<<<<

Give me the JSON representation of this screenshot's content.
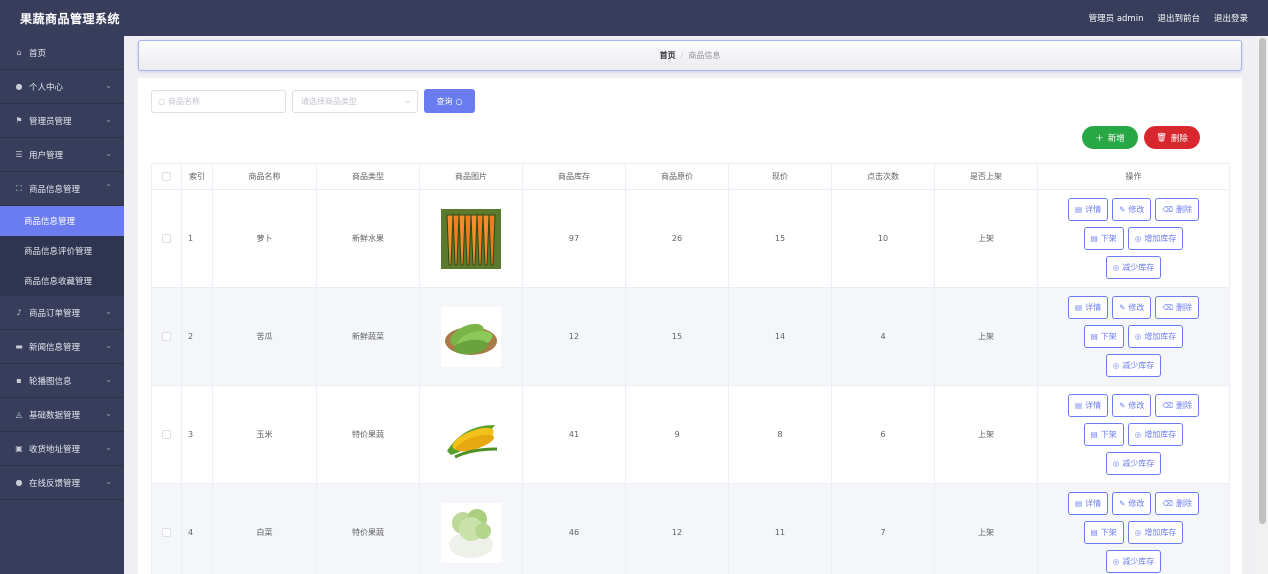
{
  "header": {
    "title": "果蔬商品管理系统",
    "links": [
      "管理员 admin",
      "退出到前台",
      "退出登录"
    ]
  },
  "sidebar": {
    "items": [
      {
        "label": "首页",
        "icon": "home-icon"
      },
      {
        "label": "个人中心",
        "icon": "user-icon"
      },
      {
        "label": "管理员管理",
        "icon": "flag-icon"
      },
      {
        "label": "用户管理",
        "icon": "sliders-icon"
      },
      {
        "label": "商品信息管理",
        "icon": "expand-icon",
        "expanded": true,
        "children": [
          {
            "label": "商品信息管理",
            "active": true
          },
          {
            "label": "商品信息评价管理"
          },
          {
            "label": "商品信息收藏管理"
          }
        ]
      },
      {
        "label": "商品订单管理",
        "icon": "mic-icon"
      },
      {
        "label": "新闻信息管理",
        "icon": "film-icon"
      },
      {
        "label": "轮播图信息",
        "icon": "message-icon"
      },
      {
        "label": "基础数据管理",
        "icon": "bell-icon"
      },
      {
        "label": "收货地址管理",
        "icon": "clipboard-icon"
      },
      {
        "label": "在线反馈管理",
        "icon": "person-icon"
      }
    ]
  },
  "breadcrumb": {
    "home": "首页",
    "separator": "/",
    "current": "商品信息"
  },
  "search": {
    "name_placeholder": "商品名称",
    "type_placeholder": "请选择商品类型",
    "query_label": "查询"
  },
  "actions": {
    "add_label": "新增",
    "delete_label": "删除"
  },
  "table": {
    "headers": [
      "索引",
      "商品名称",
      "商品类型",
      "商品图片",
      "商品库存",
      "商品原价",
      "现价",
      "点击次数",
      "是否上架",
      "操作"
    ],
    "rows": [
      {
        "index": "1",
        "name": "萝卜",
        "type": "新鲜水果",
        "image": "carrot",
        "stock": "97",
        "original": "26",
        "price": "15",
        "clicks": "10",
        "status": "上架"
      },
      {
        "index": "2",
        "name": "苦瓜",
        "type": "新鲜蔬菜",
        "image": "bitter-gourd",
        "stock": "12",
        "original": "15",
        "price": "14",
        "clicks": "4",
        "status": "上架"
      },
      {
        "index": "3",
        "name": "玉米",
        "type": "特价果蔬",
        "image": "corn",
        "stock": "41",
        "original": "9",
        "price": "8",
        "clicks": "6",
        "status": "上架"
      },
      {
        "index": "4",
        "name": "白菜",
        "type": "特价果蔬",
        "image": "cabbage",
        "stock": "46",
        "original": "12",
        "price": "11",
        "clicks": "7",
        "status": "上架"
      }
    ],
    "row_ops": {
      "detail": "详情",
      "edit": "修改",
      "delete": "删除",
      "offshelf": "下架",
      "add_stock": "增加库存",
      "reduce_stock": "减少库存"
    }
  },
  "colors": {
    "header_bg": "#373d5b",
    "accent": "#6b7cf0",
    "add_green": "#28a745",
    "delete_red": "#d9272e"
  }
}
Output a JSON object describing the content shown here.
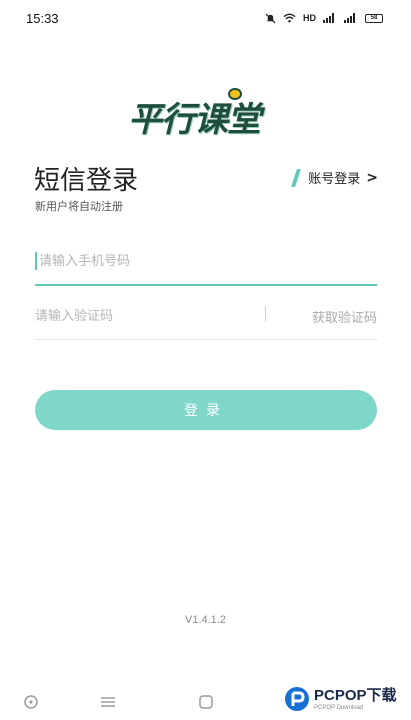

>>>>

YOUR GOAL — Return each line exactly as written. Any picture gets left out.

SOLUTION FOR THIS EXERCISE —
Give me the JSON representation of this screenshot's content.
{
  "header": {
    "title": "果蔬商品管理系统",
    "links": [
      "管理员 admin",
      "退出到前台",
      "退出登录"
    ]
  },
  "sidebar": {
    "items": [
      {
        "label": "首页",
        "icon": "home-icon"
      },
      {
        "label": "个人中心",
        "icon": "user-icon"
      },
      {
        "label": "管理员管理",
        "icon": "flag-icon"
      },
      {
        "label": "用户管理",
        "icon": "sliders-icon"
      },
      {
        "label": "商品信息管理",
        "icon": "expand-icon",
        "expanded": true,
        "children": [
          {
            "label": "商品信息管理",
            "active": true
          },
          {
            "label": "商品信息评价管理"
          },
          {
            "label": "商品信息收藏管理"
          }
        ]
      },
      {
        "label": "商品订单管理",
        "icon": "mic-icon"
      },
      {
        "label": "新闻信息管理",
        "icon": "film-icon"
      },
      {
        "label": "轮播图信息",
        "icon": "message-icon"
      },
      {
        "label": "基础数据管理",
        "icon": "bell-icon"
      },
      {
        "label": "收货地址管理",
        "icon": "clipboard-icon"
      },
      {
        "label": "在线反馈管理",
        "icon": "person-icon"
      }
    ]
  },
  "breadcrumb": {
    "home": "首页",
    "separator": "/",
    "current": "商品信息"
  },
  "search": {
    "name_placeholder": "商品名称",
    "type_placeholder": "请选择商品类型",
    "query_label": "查询"
  },
  "actions": {
    "add_label": "新增",
    "delete_label": "删除"
  },
  "table": {
    "headers": [
      "索引",
      "商品名称",
      "商品类型",
      "商品图片",
      "商品库存",
      "商品原价",
      "现价",
      "点击次数",
      "是否上架",
      "操作"
    ],
    "rows": [
      {
        "index": "1",
        "name": "萝卜",
        "type": "新鲜水果",
        "image": "carrot",
        "stock": "97",
        "original": "26",
        "price": "15",
        "clicks": "10",
        "status": "上架"
      },
      {
        "index": "2",
        "name": "苦瓜",
        "type": "新鲜蔬菜",
        "image": "bitter-gourd",
        "stock": "12",
        "original": "15",
        "price": "14",
        "clicks": "4",
        "status": "上架"
      },
      {
        "index": "3",
        "name": "玉米",
        "type": "特价果蔬",
        "image": "corn",
        "stock": "41",
        "original": "9",
        "price": "8",
        "clicks": "6",
        "status": "上架"
      },
      {
        "index": "4",
        "name": "白菜",
        "type": "特价果蔬",
        "image": "cabbage",
        "stock": "46",
        "original": "12",
        "price": "11",
        "clicks": "7",
        "status": "上架"
      }
    ],
    "row_ops": {
      "detail": "详情",
      "edit": "修改",
      "delete": "删除",
      "offshelf": "下架",
      "add_stock": "增加库存",
      "reduce_stock": "减少库存"
    }
  },
  "colors": {
    "header_bg": "#373d5b",
    "accent": "#6b7cf0",
    "add_green": "#28a745",
    "delete_red": "#d9272e"
  }
}
Output a JSON object describing the content shown here.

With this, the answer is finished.